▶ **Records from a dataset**
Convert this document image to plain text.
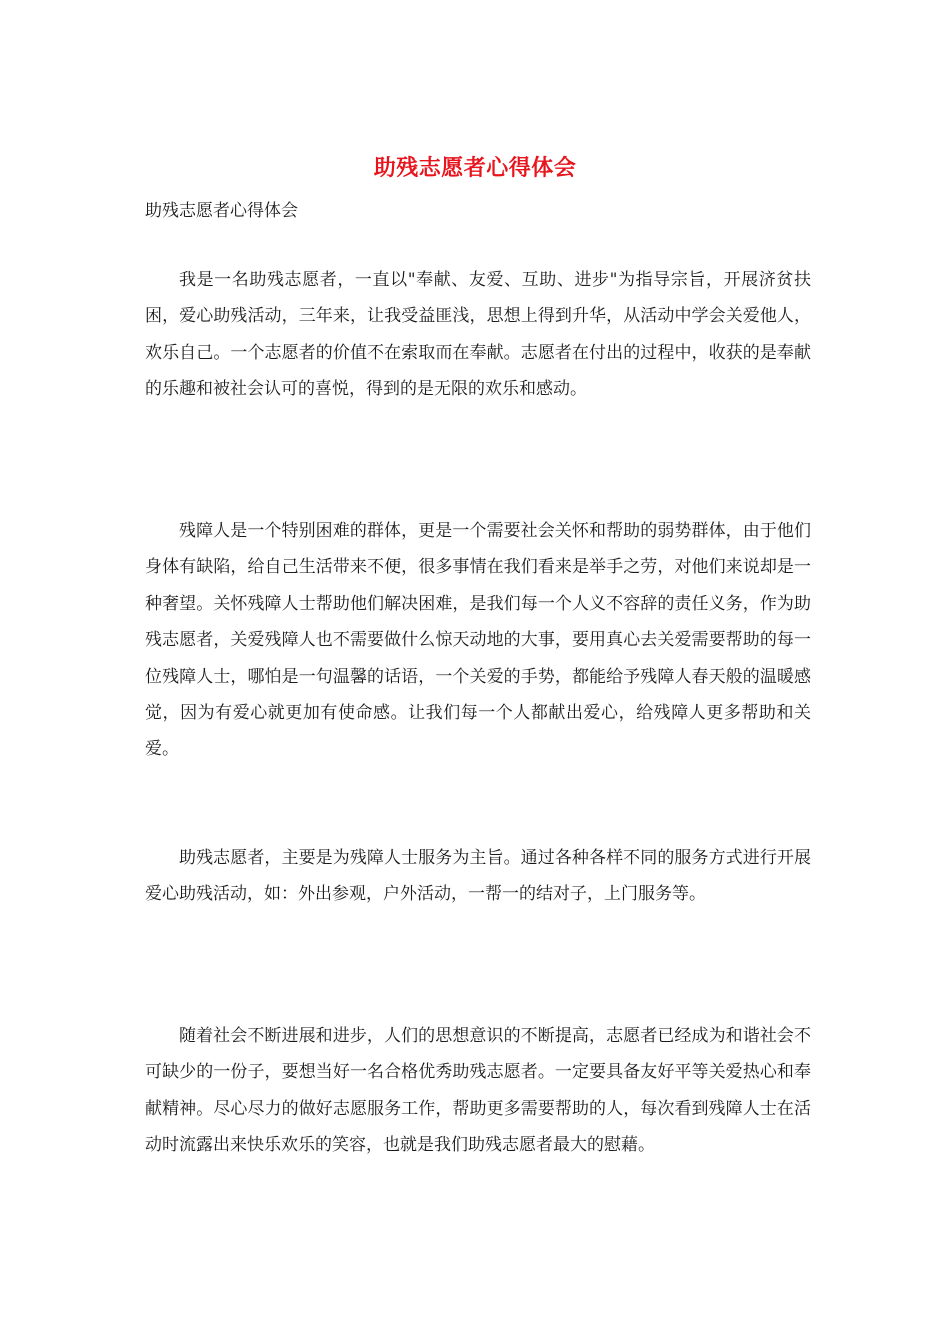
助残志愿者心得体会
助残志愿者心得体会

我是一名助残志愿者，一直以"奉献、友爱、互助、进步"为指导宗旨，开展济贫扶困，爱心助残活动，三年来，让我受益匪浅，思想上得到升华，从活动中学会关爱他人，欢乐自己。一个志愿者的价值不在索取而在奉献。志愿者在付出的过程中，收获的是奉献的乐趣和被社会认可的喜悦，得到的是无限的欢乐和感动。

残障人是一个特别困难的群体，更是一个需要社会关怀和帮助的弱势群体，由于他们身体有缺陷，给自己生活带来不便，很多事情在我们看来是举手之劳，对他们来说却是一种奢望。关怀残障人士帮助他们解决困难，是我们每一个人义不容辞的责任义务，作为助残志愿者，关爱残障人也不需要做什么惊天动地的大事，要用真心去关爱需要帮助的每一位残障人士，哪怕是一句温馨的话语，一个关爱的手势，都能给予残障人春天般的温暖感觉，因为有爱心就更加有使命感。让我们每一个人都献出爱心，给残障人更多帮助和关爱。

助残志愿者，主要是为残障人士服务为主旨。通过各种各样不同的服务方式进行开展爱心助残活动，如：外出参观，户外活动，一帮一的结对子，上门服务等。

随着社会不断进展和进步，人们的思想意识的不断提高，志愿者已经成为和谐社会不可缺少的一份子，要想当好一名合格优秀助残志愿者。一定要具备友好平等关爱热心和奉献精神。尽心尽力的做好志愿服务工作，帮助更多需要帮助的人，每次看到残障人士在活动时流露出来快乐欢乐的笑容，也就是我们助残志愿者最大的慰藉。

▶ **DIRECTIONS**
Write out the entries again, exactly as given, skipping any images.

▶ **WORKED ANSWER**
Convert this document image to plain text.
助残志愿者心得体会
助残志愿者心得体会

我是一名助残志愿者，一直以"奉献、友爱、互助、进步"为指导宗旨，开展济贫扶困，爱心助残活动，三年来，让我受益匪浅，思想上得到升华，从活动中学会关爱他人，欢乐自己。一个志愿者的价值不在索取而在奉献。志愿者在付出的过程中，收获的是奉献的乐趣和被社会认可的喜悦，得到的是无限的欢乐和感动。

残障人是一个特别困难的群体，更是一个需要社会关怀和帮助的弱势群体，由于他们身体有缺陷，给自己生活带来不便，很多事情在我们看来是举手之劳，对他们来说却是一种奢望。关怀残障人士帮助他们解决困难，是我们每一个人义不容辞的责任义务，作为助残志愿者，关爱残障人也不需要做什么惊天动地的大事，要用真心去关爱需要帮助的每一位残障人士，哪怕是一句温馨的话语，一个关爱的手势，都能给予残障人春天般的温暖感觉，因为有爱心就更加有使命感。让我们每一个人都献出爱心，给残障人更多帮助和关爱。

助残志愿者，主要是为残障人士服务为主旨。通过各种各样不同的服务方式进行开展爱心助残活动，如：外出参观，户外活动，一帮一的结对子，上门服务等。

随着社会不断进展和进步，人们的思想意识的不断提高，志愿者已经成为和谐社会不可缺少的一份子，要想当好一名合格优秀助残志愿者。一定要具备友好平等关爱热心和奉献精神。尽心尽力的做好志愿服务工作，帮助更多需要帮助的人，每次看到残障人士在活动时流露出来快乐欢乐的笑容，也就是我们助残志愿者最大的慰藉。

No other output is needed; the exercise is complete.